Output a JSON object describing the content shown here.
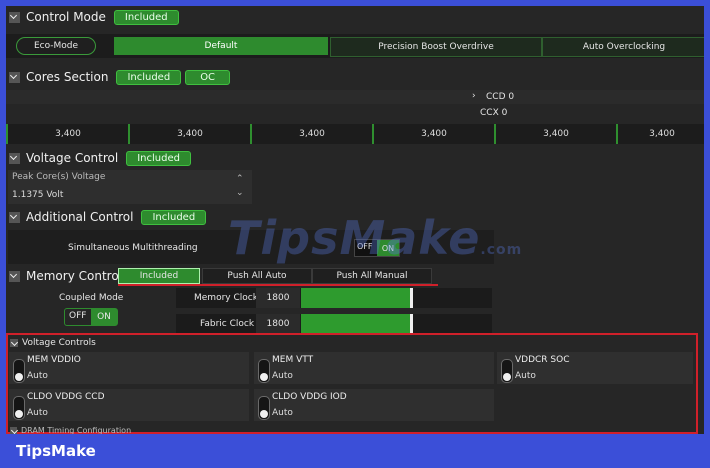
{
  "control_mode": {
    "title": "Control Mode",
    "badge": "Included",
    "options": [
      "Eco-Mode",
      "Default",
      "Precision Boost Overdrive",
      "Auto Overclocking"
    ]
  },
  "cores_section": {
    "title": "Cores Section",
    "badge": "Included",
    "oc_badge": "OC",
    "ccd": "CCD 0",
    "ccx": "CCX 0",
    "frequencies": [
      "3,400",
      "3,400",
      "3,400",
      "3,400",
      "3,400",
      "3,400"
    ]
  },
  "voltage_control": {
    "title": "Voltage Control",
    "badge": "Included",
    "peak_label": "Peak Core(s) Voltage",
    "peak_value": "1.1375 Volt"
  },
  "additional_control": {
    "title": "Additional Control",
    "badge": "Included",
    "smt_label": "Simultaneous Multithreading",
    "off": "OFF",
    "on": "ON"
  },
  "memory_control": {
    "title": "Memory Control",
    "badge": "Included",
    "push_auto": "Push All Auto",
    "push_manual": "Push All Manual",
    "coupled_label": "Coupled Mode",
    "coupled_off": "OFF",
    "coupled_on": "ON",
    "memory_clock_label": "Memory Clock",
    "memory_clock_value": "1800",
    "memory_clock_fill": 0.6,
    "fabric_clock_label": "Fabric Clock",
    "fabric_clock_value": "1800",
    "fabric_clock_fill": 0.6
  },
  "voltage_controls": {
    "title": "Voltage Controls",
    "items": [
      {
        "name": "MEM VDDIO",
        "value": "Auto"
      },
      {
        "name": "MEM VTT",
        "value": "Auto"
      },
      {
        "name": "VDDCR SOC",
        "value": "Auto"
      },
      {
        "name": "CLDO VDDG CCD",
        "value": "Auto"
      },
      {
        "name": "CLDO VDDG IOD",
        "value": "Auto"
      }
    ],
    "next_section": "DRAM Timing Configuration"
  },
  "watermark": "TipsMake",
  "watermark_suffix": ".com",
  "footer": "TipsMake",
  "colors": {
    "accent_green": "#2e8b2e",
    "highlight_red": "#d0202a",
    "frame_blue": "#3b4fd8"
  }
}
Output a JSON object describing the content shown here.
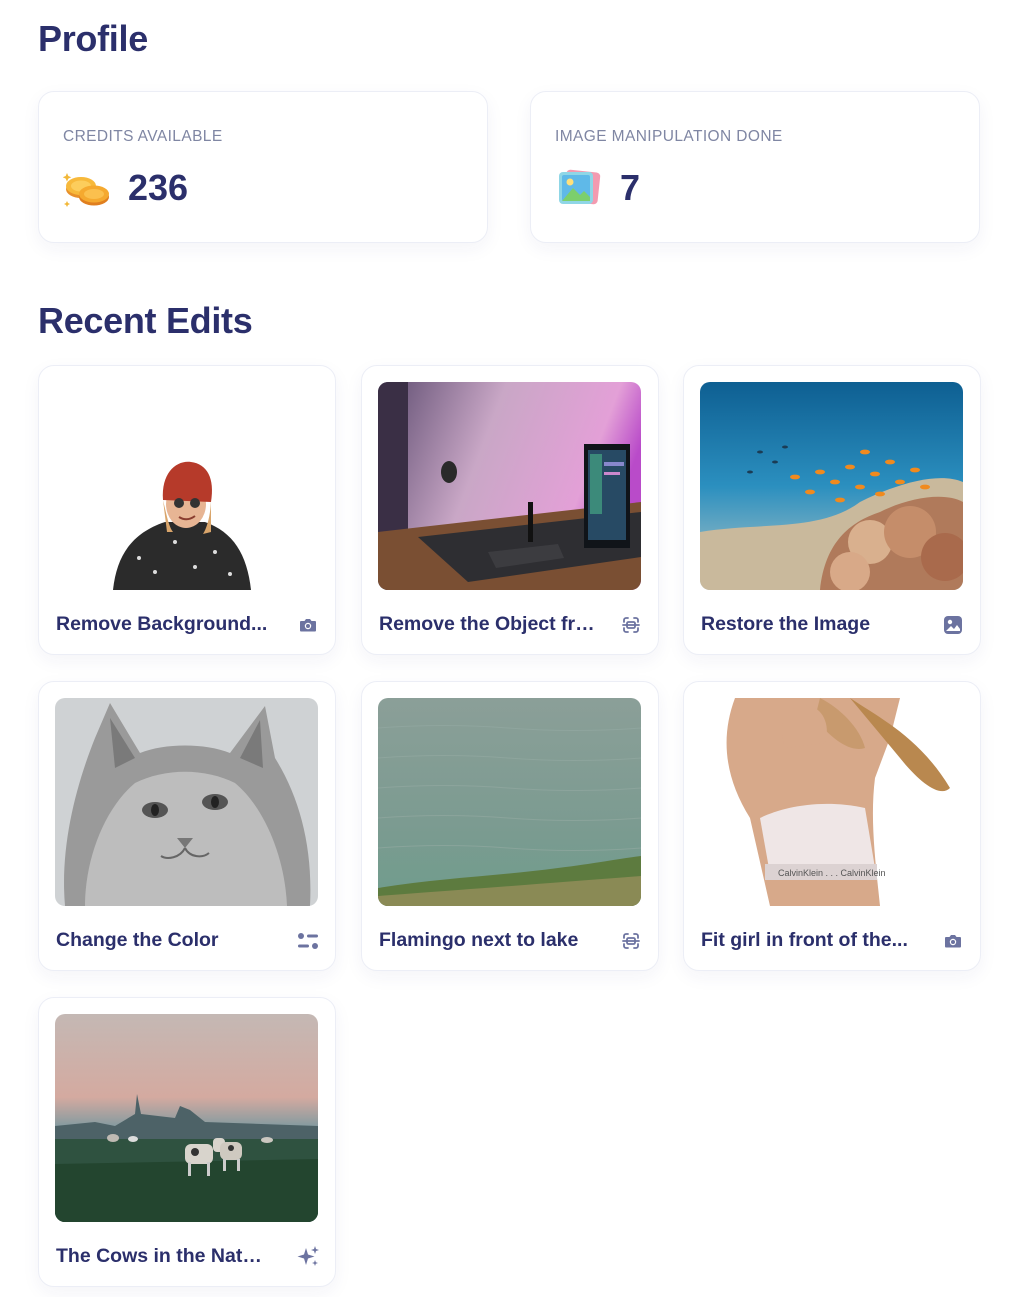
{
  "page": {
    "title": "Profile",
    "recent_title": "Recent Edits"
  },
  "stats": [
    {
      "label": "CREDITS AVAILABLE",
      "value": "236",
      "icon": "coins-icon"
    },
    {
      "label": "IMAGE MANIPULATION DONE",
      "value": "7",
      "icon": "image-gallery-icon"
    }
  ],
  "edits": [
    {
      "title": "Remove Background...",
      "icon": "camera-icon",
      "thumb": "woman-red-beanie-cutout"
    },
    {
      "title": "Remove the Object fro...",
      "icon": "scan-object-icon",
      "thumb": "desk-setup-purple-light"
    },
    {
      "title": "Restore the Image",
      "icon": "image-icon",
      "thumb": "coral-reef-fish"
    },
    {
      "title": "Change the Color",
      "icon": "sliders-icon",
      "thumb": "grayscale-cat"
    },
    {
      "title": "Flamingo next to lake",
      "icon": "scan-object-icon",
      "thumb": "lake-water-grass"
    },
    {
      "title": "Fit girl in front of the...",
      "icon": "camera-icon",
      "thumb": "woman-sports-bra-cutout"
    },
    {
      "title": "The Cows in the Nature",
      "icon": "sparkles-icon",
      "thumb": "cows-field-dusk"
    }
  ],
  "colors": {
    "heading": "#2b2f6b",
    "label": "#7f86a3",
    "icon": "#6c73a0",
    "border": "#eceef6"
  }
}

——

:: INSTRUCTION ::
Using the records above, find and show each line with the string "CLDO".

:: SOLUTION TO THE PROBLEM ::
        "name": "CLDO VDDG CCD",
        "name": "CLDO VDDG IOD",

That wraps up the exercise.